--- Start ARTICLE ---

Wednesday, April 1, 2015

We'd Already Paid - And They Stole It from US In Plain Sight  (Dissent Manufactured?)  Presidents, Bankers, the Neo-Cold War and the World Bank



Americans have no idea, in general, about how rich the rich have actually gotten to be on their dime. Tax breaks, enormous tax cuts, writeoffs on all their expenses (with commensurate increases for the lower classes to make up that difference), and fraud have immeasureably enriched those who were already rich. And flowed down to those scoundrels making them richer.

It's a proper tale for Charles Dickens in the 21st century.

Nicholas Nickleby comes immediately to mind.

"The world already knows what sort of man I am. You cannot stain a black coat."
Although A Tale of Two Cities is not far behind.

Having transformed New York and London, the wealthy are increasingly pursuing new havens. Miami is luring Argentinians, Brazilians, Chinese, Russians and French, some of whom seek refuge from political instability and higher taxes at home. The purchases go beyond the appeal of haute logos:  Owning an asset priced in dollars can protect fortunes from the shrunken values of euros, pesos and rubles.

So, the country's wealth is transferred before our eyes to those more clever and connected. With little regard for legalities. Or empathy.

The American People Are Clueless:  Why Income Inequality Is So Much Worse Than We Realize (Scientific American)

The average American believes that the richest fifth own 59% of the wealth and that the bottom 40% own 9%. The reality is strikingly different. The top 20% of US households own more than 84% of the wealth, and the bottom 40% combine for a paltry 0.3%. The Walton family, for example, has more wealth than 42% of American families combined.

America’s Super-Rich Are the Real Loafers

While poverty declined in the early years of welfare reform when the economy boomed and jobs were plentiful, it began growing in 2000. By 2012 it exceeded its level in 1996, when welfare ended.


Chossudovsky notes that progressive, left-wing, and anti-war groups have endorsed the “war on terror” and uncritically accept the official 9/11 story, which provides the basis for Washington’s wars.

Having accepted the lies, there is no basis for protest. Thus its absence.



Nomi Prins may be the toughest negotiator around. I think we need her to run for office.

I'd vote for her.


Presidents, Bankers, the Neo-Cold War and the World Bank

Nomi Prins

March 23, 2015

At first glance, the neo-Cold War between the US and its post WWII European Allies vs. Russia over the Ukraine, and the stonewalling of Greece by the Troika might appear to have little in common. Yet both are manifestations of a political-military-financial power play that began during the first Cold War. Behind the bravado of today’s sanctions and austerity measures lies the decision-making alliance that private bankers enjoy in conjunction with government and multinational entries like NATO and the World Bank.

It is President Obama’s foreign policy to back the Ukraine against Russia; in 1958, it was the Eisenhower Doctrine that protected Lebanon from a Soviet threat. For President Truman, the Marshall Plan arose partly to guard Greece (and other US allies) from Communism, but it also had lasting economic implications. The alignment of political leaders and key bankers was more personal back then, but the implications were similar to the present day. US military might protected its major trading partners, which in turn, did business with US banks. One power reinforced the other. Today, the ECB’s QE program funds swanky Frankfurt headquarters and prioritizes Germany's super-bank, Deutschebank and its bond investors above Greece’s future.

--- End ARTICLE ---

> **CHALLENGES**
**1.** Write out the part of the post that begins at the words "It's a proper" and ends after the words "Realize (Scientific American)".
**2.** Which nationalities does the post say Miami is luring?
The listing that comes next is separate material and is not part of the post.

--- Start STORED RECORDS ---

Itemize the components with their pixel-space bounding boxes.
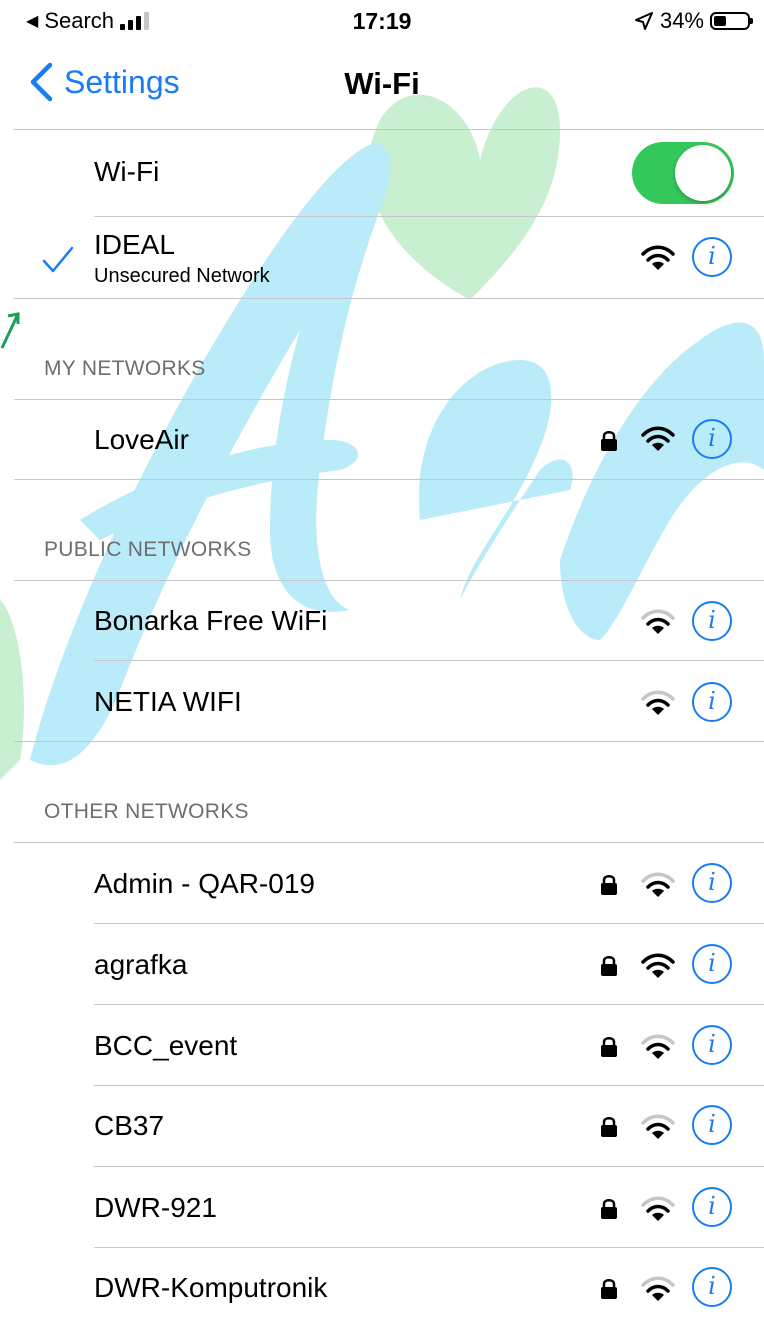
- info-button[interactable]: i: [692, 1105, 732, 1145]
- network-name: agrafka: [94, 949, 188, 980]
- page-title: Wi-Fi: [344, 66, 420, 101]
- network-name: DWR-Komputronik: [94, 1272, 328, 1303]
- info-button[interactable]: i: [692, 863, 732, 903]
- lock-icon: [601, 1279, 617, 1299]
- network-name: Admin - QAR-019: [94, 868, 315, 899]
- nav-divider: [14, 129, 764, 130]
- connected-network-row[interactable]: IDEAL Unsecured Network i: [0, 217, 764, 298]
- network-row-agrafka[interactable]: agrafka i: [0, 924, 764, 1004]
- wifi-full-icon: [641, 245, 675, 270]
- wifi-toggle-label: Wi-Fi: [94, 156, 160, 187]
- section-divider: [14, 741, 764, 742]
- battery-icon: [710, 12, 753, 30]
- wifi-toggle-switch[interactable]: [632, 142, 734, 204]
- wifi-medium-icon: [641, 1276, 675, 1301]
- section-header-my-networks: MY NETWORKS: [44, 357, 206, 380]
- network-row-bonarka[interactable]: Bonarka Free WiFi i: [0, 581, 764, 660]
- location-arrow-icon: [634, 12, 653, 30]
- network-row-admin[interactable]: Admin - QAR-019 i: [0, 843, 764, 923]
- checkmark-icon: [42, 246, 74, 273]
- network-name: Bonarka Free WiFi: [94, 605, 328, 636]
- section-header-public-networks: PUBLIC NETWORKS: [44, 538, 252, 561]
- section-header-other-networks: OTHER NETWORKS: [44, 800, 249, 823]
- lock-icon: [601, 1199, 617, 1219]
- info-button[interactable]: i: [692, 944, 732, 984]
- wifi-full-icon: [641, 426, 675, 451]
- network-row-bcc-event[interactable]: BCC_event i: [0, 1005, 764, 1085]
- status-right-group: 34%: [634, 8, 753, 34]
- network-name: DWR-921: [94, 1192, 217, 1223]
- wifi-medium-icon: [641, 872, 675, 897]
- network-row-dwr-921[interactable]: DWR-921 i: [0, 1167, 764, 1247]
- green-arrow-icon: [0, 312, 20, 349]
- network-row-netia[interactable]: NETIA WIFI i: [0, 661, 764, 741]
- wifi-medium-icon: [641, 1114, 675, 1139]
- lock-icon: [601, 1117, 617, 1137]
- lock-icon: [601, 956, 617, 976]
- wifi-medium-icon: [641, 1034, 675, 1059]
- info-button[interactable]: i: [692, 601, 732, 641]
- info-button[interactable]: i: [692, 1025, 732, 1065]
- connected-network-status: Unsecured Network: [94, 265, 270, 287]
- network-name: LoveAir: [94, 424, 189, 455]
- wifi-medium-icon: [641, 609, 675, 634]
- network-row-cb37[interactable]: CB37 i: [0, 1086, 764, 1166]
- info-button[interactable]: i: [692, 419, 732, 459]
- network-name: NETIA WIFI: [94, 686, 242, 717]
- row-divider: [14, 298, 764, 299]
- info-button[interactable]: i: [692, 237, 732, 277]
- lock-icon: [601, 1037, 617, 1057]
- wifi-medium-icon: [641, 1196, 675, 1221]
- info-button[interactable]: i: [692, 682, 732, 722]
- wifi-full-icon: [641, 953, 675, 978]
- network-row-dwr-komputronik[interactable]: DWR-Komputronik i: [0, 1248, 764, 1323]
- section-divider: [14, 479, 764, 480]
- network-row-loveair[interactable]: LoveAir i: [0, 400, 764, 479]
- lock-icon: [601, 875, 617, 895]
- battery-percent: 34%: [659, 8, 704, 33]
- info-button[interactable]: i: [692, 1187, 732, 1227]
- info-button[interactable]: i: [692, 1267, 732, 1307]
- wifi-medium-icon: [641, 690, 675, 715]
- lock-icon: [601, 431, 617, 451]
- network-name: CB37: [94, 1110, 165, 1141]
- connected-network-name: IDEAL: [94, 229, 175, 260]
- network-name: BCC_event: [94, 1030, 238, 1061]
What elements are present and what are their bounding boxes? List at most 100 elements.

--- End STORED RECORDS ---

> **PROBLEM SOLUTIONS**
**1.**
It's a proper tale for Charles Dickens in the 21st century.

Nicholas Nickleby comes immediately to mind.

"The world already knows what sort of man I am. You cannot stain a black coat."
Although A Tale of Two Cities is not far behind.

Having transformed New York and London, the wealthy are increasingly pursuing new havens. Miami is luring Argentinians, Brazilians, Chinese, Russians and French, some of whom seek refuge from political instability and higher taxes at home. The purchases go beyond the appeal of haute logos:  Owning an asset priced in dollars can protect fortunes from the shrunken values of euros, pesos and rubles.

So, the country's wealth is transferred before our eyes to those more clever and connected. With little regard for legalities. Or empathy.

The American People Are Clueless:  Why Income Inequality Is So Much Worse Than We Realize (Scientific American)

**2.** Argentinians, Brazilians, Chinese, Russians, French